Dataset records
================================

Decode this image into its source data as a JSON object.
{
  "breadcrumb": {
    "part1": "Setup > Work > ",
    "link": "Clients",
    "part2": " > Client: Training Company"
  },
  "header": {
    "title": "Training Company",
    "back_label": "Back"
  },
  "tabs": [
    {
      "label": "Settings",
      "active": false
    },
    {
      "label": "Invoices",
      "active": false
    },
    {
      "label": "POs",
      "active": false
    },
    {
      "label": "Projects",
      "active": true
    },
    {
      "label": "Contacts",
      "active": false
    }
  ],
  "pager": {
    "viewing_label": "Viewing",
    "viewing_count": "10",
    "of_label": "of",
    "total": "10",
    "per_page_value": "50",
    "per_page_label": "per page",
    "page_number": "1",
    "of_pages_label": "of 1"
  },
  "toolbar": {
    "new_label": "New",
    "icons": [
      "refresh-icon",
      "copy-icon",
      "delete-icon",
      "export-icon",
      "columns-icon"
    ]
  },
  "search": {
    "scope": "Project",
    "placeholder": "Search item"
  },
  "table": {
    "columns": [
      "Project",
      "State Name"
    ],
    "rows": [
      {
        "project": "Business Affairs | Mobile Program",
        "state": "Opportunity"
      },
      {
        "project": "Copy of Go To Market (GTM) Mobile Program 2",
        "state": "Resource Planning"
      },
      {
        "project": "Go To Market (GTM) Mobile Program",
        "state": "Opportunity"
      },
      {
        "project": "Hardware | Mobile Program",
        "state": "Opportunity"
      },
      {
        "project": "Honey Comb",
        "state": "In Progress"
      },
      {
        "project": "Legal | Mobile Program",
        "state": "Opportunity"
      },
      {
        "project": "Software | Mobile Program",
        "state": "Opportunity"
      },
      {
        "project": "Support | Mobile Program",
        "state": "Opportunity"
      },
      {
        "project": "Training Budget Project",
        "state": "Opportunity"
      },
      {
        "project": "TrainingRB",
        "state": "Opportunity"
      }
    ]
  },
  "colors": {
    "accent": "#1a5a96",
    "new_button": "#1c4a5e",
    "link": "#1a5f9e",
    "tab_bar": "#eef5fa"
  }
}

================================

* **WRITTEN PROBLEM**:
Copy each line from the records above that includes the string "Market".

* **TASK RESULT**:
        "project": "Copy of Go To Market (GTM) Mobile Program 2",
        "project": "Go To Market (GTM) Mobile Program",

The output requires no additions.